▶ SHORT PROBLEM
Do these statements agree with the forum thread on emulator stuttering? Answer yes or no for each, quoting the deciding words of the thread. (a) When the intro scene changes to the ground, the poster's frame rate drops from 20fps to 14fps. (b) Forcing PJ64 to use a single core and turning off crossfire stopped the stuttering. (c) didado advises switching "Threaded optimization" on in the Nvidia control panel.

▶ ARTICLE

▶

Does this happen to you as well mode7, on the menu screen? That is, stuttering. When the intro screen first comes up and link is riding his horse across the screen, as soon as the scene changes to the ground. My FPS will always drop from 20fps to 14fps, and throughout the rest of the intro there won't be any drops as dramatic but nonetheless another 7-8 hiccups where the sound hiccups as well.

Wish I could pinpoint exactly what is causing this, as some people appear not to have this issue with much, much older computers. Maybe it has something to do with modern architecture. Quad-cores or crossfire? Although, I tried forcing PJ64 to just use one core and also turned off crossfire so only one card was being used and still the same issues.
 

death--droid

Active member
Moderator
I may be removing the directX 8 code from Rice Video, since any modern day card can run directX 9.
 

didado

New member
@ mode7

If you got a Nvidia video card, performance in Opengl or DirectX can be very influenced by the settings in the "Nvidia control panel".

"Threaded optimization" is always "off" because i have been testing it for years now and it was always a problem with N64 emu's using Opengl plugins..
I always use glide64.. (Opengl)

Unstable frames per second with this option "on".

Set "Texture filtering" to "High quality" which turns of unnecessary filters that can cause compatibility problems..

Glitches and speed drops can happen with the lower settings that enable the filters.

◀

▶ Stored items
▶

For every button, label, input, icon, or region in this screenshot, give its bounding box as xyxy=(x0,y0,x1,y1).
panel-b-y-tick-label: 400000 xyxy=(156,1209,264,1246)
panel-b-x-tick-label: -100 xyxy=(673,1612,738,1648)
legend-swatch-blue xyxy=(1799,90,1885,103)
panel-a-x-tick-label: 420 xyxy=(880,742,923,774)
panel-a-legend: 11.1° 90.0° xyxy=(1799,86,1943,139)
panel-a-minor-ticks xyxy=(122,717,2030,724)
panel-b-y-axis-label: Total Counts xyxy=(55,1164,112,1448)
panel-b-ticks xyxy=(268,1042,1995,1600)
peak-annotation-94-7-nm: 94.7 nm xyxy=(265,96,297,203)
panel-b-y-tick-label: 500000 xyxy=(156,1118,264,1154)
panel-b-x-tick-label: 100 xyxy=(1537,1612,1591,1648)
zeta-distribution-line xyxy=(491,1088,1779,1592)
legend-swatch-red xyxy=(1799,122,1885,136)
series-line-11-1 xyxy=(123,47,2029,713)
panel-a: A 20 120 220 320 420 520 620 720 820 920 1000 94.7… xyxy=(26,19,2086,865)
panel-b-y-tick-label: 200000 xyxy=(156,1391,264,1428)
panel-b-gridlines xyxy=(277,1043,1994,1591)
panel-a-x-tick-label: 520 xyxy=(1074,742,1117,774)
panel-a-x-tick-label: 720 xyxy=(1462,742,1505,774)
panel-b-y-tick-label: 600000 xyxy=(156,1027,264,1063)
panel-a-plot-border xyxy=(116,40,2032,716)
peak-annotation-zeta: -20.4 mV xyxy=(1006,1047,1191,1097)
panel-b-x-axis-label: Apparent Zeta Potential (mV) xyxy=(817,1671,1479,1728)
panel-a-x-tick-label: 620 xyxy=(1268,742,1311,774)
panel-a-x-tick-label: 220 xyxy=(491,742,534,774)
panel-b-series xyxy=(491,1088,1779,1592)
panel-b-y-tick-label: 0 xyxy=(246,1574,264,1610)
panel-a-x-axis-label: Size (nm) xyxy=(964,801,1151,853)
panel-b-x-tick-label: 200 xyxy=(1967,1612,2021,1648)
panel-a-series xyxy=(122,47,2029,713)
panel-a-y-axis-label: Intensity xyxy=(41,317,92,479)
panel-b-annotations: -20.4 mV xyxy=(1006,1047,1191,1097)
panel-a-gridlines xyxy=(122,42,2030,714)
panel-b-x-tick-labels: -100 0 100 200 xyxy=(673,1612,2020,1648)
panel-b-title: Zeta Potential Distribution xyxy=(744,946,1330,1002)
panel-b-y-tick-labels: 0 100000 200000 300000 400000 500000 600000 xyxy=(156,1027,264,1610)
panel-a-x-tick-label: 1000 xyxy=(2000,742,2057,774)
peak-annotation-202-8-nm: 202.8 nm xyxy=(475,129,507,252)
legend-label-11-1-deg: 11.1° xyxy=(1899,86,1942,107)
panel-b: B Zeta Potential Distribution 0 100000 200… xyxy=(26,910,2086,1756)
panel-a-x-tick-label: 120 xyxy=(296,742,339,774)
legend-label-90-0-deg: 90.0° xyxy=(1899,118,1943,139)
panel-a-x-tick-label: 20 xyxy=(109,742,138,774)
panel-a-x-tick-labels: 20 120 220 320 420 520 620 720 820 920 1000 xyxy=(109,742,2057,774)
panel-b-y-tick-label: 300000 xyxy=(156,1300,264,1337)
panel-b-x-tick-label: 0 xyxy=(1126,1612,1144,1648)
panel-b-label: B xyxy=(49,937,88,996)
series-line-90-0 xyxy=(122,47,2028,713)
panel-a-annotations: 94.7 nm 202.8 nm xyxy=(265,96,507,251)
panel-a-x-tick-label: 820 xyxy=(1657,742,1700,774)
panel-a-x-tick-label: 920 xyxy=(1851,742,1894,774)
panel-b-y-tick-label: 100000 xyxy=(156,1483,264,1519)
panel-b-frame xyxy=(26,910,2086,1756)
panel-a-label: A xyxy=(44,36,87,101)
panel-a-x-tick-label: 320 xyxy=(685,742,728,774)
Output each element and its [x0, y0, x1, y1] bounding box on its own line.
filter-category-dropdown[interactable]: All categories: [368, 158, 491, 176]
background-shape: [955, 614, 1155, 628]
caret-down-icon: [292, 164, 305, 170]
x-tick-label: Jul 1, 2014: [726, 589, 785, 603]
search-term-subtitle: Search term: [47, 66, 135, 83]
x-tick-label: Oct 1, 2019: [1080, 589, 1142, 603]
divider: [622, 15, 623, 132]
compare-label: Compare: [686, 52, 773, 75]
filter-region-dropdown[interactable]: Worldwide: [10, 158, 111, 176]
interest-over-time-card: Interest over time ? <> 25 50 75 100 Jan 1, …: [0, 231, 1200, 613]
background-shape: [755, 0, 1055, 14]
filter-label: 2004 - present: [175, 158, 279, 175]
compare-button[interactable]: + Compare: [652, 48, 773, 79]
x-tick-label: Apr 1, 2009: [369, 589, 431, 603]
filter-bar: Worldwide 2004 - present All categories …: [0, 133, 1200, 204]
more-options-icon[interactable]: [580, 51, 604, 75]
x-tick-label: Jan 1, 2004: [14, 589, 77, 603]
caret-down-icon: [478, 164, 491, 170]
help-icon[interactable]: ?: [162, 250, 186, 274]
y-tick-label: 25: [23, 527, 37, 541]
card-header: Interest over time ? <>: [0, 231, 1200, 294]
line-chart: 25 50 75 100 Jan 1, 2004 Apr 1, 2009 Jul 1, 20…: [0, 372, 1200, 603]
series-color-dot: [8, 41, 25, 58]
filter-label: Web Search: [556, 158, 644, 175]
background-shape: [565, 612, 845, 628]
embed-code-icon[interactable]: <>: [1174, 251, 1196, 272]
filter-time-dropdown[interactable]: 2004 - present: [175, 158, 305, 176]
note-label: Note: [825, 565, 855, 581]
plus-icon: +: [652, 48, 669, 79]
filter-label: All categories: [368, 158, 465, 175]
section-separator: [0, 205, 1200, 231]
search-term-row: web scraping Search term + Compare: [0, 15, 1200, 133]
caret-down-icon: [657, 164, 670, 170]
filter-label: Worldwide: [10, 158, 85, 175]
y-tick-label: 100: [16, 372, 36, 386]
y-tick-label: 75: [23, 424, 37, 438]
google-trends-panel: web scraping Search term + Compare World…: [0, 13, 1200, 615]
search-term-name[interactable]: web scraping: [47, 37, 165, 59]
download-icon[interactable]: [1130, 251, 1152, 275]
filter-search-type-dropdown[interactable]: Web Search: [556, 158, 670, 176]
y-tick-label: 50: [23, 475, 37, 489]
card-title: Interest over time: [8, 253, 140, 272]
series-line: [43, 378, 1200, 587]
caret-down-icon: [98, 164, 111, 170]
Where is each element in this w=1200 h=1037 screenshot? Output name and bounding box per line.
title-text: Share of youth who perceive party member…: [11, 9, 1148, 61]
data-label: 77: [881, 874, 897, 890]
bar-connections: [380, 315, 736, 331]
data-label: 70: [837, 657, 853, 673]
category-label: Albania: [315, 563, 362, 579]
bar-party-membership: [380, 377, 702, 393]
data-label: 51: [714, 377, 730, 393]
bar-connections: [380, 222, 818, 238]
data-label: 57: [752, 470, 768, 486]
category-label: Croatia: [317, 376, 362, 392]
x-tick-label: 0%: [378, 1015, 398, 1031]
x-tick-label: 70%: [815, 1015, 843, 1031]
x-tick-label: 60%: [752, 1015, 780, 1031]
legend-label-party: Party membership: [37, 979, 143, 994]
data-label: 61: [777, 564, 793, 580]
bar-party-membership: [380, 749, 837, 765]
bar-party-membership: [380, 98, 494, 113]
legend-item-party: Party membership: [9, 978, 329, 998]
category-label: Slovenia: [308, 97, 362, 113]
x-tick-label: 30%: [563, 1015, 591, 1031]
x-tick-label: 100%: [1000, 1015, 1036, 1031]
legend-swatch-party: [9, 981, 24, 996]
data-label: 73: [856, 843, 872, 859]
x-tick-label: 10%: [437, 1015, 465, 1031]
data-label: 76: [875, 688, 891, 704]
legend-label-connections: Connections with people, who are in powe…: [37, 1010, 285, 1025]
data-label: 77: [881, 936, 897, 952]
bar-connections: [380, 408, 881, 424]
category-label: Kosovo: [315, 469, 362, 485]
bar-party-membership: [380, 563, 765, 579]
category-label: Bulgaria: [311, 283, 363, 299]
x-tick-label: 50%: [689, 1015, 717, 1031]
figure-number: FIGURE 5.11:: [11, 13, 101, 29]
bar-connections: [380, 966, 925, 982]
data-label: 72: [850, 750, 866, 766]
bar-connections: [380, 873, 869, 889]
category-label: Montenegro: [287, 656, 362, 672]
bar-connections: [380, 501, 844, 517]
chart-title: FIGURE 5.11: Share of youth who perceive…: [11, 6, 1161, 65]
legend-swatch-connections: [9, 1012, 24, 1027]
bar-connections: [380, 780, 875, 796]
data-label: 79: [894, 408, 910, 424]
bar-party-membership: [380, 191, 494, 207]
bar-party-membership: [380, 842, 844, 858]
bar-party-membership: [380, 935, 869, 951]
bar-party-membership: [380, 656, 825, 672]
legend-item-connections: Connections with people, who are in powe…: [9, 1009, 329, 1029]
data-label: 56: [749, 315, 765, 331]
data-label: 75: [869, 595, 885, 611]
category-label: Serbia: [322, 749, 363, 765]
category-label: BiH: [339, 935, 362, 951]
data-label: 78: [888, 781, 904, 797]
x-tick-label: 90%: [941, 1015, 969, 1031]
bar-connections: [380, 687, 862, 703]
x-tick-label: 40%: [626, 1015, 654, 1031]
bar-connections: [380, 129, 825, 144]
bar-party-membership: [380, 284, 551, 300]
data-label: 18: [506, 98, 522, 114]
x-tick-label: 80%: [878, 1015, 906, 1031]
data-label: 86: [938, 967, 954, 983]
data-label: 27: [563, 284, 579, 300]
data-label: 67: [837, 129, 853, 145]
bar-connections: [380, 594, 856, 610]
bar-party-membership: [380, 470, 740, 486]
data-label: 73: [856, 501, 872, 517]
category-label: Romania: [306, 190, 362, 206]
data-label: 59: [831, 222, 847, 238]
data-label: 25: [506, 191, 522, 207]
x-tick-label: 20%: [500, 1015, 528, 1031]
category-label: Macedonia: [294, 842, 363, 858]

◀

▶ CORRECT OUTPUT
(a) Yes: "My FPS will always drop from 20fps to 14fps"
(b) No: "and still the same issues"
(c) No: "Threaded optimization" is always "off"